__REQUIREMENT__:
Repeat each line of the material exactly.
[begin EXTRACTED MATERIAL]
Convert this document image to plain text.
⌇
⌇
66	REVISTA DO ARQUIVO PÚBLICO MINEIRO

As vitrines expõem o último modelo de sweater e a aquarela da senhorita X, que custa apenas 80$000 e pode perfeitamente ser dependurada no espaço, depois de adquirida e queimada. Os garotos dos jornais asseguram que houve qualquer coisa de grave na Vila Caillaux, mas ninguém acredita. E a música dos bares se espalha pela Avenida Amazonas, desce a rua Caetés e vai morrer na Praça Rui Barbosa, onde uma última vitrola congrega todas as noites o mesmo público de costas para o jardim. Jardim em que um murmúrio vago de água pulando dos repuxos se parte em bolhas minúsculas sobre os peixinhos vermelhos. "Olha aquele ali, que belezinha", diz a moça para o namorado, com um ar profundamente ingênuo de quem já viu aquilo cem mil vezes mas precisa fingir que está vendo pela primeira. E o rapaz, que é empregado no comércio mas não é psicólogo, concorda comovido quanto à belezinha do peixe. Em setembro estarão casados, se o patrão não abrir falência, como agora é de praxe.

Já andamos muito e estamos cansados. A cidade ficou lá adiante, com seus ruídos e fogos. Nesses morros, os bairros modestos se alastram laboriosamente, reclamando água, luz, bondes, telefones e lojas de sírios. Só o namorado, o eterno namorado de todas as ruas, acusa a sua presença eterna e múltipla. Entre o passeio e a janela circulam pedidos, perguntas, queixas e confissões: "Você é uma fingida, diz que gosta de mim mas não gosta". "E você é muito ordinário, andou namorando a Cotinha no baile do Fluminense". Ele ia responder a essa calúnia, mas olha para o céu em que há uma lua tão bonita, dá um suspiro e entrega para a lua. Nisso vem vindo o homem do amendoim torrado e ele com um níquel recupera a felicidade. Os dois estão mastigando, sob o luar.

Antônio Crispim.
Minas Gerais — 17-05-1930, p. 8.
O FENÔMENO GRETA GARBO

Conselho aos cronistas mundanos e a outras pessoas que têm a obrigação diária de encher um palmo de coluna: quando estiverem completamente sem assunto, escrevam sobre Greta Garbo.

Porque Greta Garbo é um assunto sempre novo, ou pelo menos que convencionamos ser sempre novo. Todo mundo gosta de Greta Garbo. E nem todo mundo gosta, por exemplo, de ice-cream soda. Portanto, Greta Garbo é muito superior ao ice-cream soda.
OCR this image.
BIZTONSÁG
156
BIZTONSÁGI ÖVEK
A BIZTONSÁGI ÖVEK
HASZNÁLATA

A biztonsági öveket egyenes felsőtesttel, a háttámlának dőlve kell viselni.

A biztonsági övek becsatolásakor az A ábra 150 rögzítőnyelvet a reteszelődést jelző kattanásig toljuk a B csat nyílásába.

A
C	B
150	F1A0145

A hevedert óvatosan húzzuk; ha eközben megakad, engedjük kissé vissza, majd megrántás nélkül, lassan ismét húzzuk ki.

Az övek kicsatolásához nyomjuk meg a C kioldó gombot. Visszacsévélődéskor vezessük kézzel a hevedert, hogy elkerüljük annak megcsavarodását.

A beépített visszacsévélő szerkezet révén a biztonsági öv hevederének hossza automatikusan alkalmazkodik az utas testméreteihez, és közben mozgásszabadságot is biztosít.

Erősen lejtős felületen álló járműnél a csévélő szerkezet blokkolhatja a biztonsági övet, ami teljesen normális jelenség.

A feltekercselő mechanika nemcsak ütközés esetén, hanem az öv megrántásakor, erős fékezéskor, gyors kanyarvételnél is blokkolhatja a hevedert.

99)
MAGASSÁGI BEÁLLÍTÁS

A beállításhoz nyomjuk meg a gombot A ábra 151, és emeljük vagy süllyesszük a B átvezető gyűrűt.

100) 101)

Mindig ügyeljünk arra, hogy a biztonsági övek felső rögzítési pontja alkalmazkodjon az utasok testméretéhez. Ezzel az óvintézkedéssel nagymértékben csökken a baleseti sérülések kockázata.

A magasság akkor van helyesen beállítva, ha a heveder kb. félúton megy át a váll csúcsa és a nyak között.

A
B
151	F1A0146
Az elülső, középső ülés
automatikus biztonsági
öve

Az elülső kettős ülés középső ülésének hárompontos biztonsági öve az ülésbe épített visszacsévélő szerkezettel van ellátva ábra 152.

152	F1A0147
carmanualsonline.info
[end EXTRACTED MATERIAL]
__OUTPUT FOR THIS EXERCISE__:
Convert this document image to plain text.
⌇
⌇
66	REVISTA DO ARQUIVO PÚBLICO MINEIRO

As vitrines expõem o último modelo de sweater e a aquarela da senhorita X, que custa apenas 80$000 e pode perfeitamente ser dependurada no espaço, depois de adquirida e queimada. Os garotos dos jornais asseguram que houve qualquer coisa de grave na Vila Caillaux, mas ninguém acredita. E a música dos bares se espalha pela Avenida Amazonas, desce a rua Caetés e vai morrer na Praça Rui Barbosa, onde uma última vitrola congrega todas as noites o mesmo público de costas para o jardim. Jardim em que um murmúrio vago de água pulando dos repuxos se parte em bolhas minúsculas sobre os peixinhos vermelhos. "Olha aquele ali, que belezinha", diz a moça para o namorado, com um ar profundamente ingênuo de quem já viu aquilo cem mil vezes mas precisa fingir que está vendo pela primeira. E o rapaz, que é empregado no comércio mas não é psicólogo, concorda comovido quanto à belezinha do peixe. Em setembro estarão casados, se o patrão não abrir falência, como agora é de praxe.

Já andamos muito e estamos cansados. A cidade ficou lá adiante, com seus ruídos e fogos. Nesses morros, os bairros modestos se alastram laboriosamente, reclamando água, luz, bondes, telefones e lojas de sírios. Só o namorado, o eterno namorado de todas as ruas, acusa a sua presença eterna e múltipla. Entre o passeio e a janela circulam pedidos, perguntas, queixas e confissões: "Você é uma fingida, diz que gosta de mim mas não gosta". "E você é muito ordinário, andou namorando a Cotinha no baile do Fluminense". Ele ia responder a essa calúnia, mas olha para o céu em que há uma lua tão bonita, dá um suspiro e entrega para a lua. Nisso vem vindo o homem do amendoim torrado e ele com um níquel recupera a felicidade. Os dois estão mastigando, sob o luar.

Antônio Crispim.
Minas Gerais — 17-05-1930, p. 8.
O FENÔMENO GRETA GARBO

Conselho aos cronistas mundanos e a outras pessoas que têm a obrigação diária de encher um palmo de coluna: quando estiverem completamente sem assunto, escrevam sobre Greta Garbo.

Porque Greta Garbo é um assunto sempre novo, ou pelo menos que convencionamos ser sempre novo. Todo mundo gosta de Greta Garbo. E nem todo mundo gosta, por exemplo, de ice-cream soda. Portanto, Greta Garbo é muito superior ao ice-cream soda.
OCR this image.
BIZTONSÁG
156
BIZTONSÁGI ÖVEK
A BIZTONSÁGI ÖVEK
HASZNÁLATA

A biztonsági öveket egyenes felsőtesttel, a háttámlának dőlve kell viselni.

A biztonsági övek becsatolásakor az A ábra 150 rögzítőnyelvet a reteszelődést jelző kattanásig toljuk a B csat nyílásába.

A
C	B
150	F1A0145

A hevedert óvatosan húzzuk; ha eközben megakad, engedjük kissé vissza, majd megrántás nélkül, lassan ismét húzzuk ki.

Az övek kicsatolásához nyomjuk meg a C kioldó gombot. Visszacsévélődéskor vezessük kézzel a hevedert, hogy elkerüljük annak megcsavarodását.

A beépített visszacsévélő szerkezet révén a biztonsági öv hevederének hossza automatikusan alkalmazkodik az utas testméreteihez, és közben mozgásszabadságot is biztosít.

Erősen lejtős felületen álló járműnél a csévélő szerkezet blokkolhatja a biztonsági övet, ami teljesen normális jelenség.

A feltekercselő mechanika nemcsak ütközés esetén, hanem az öv megrántásakor, erős fékezéskor, gyors kanyarvételnél is blokkolhatja a hevedert.

99)
MAGASSÁGI BEÁLLÍTÁS

A beállításhoz nyomjuk meg a gombot A ábra 151, és emeljük vagy süllyesszük a B átvezető gyűrűt.

100) 101)

Mindig ügyeljünk arra, hogy a biztonsági övek felső rögzítési pontja alkalmazkodjon az utasok testméretéhez. Ezzel az óvintézkedéssel nagymértékben csökken a baleseti sérülések kockázata.

A magasság akkor van helyesen beállítva, ha a heveder kb. félúton megy át a váll csúcsa és a nyak között.

A
B
151	F1A0146
Az elülső, középső ülés
automatikus biztonsági
öve

Az elülső kettős ülés középső ülésének hárompontos biztonsági öve az ülésbe épített visszacsévélő szerkezettel van ellátva ábra 152.

152	F1A0147
carmanualsonline.info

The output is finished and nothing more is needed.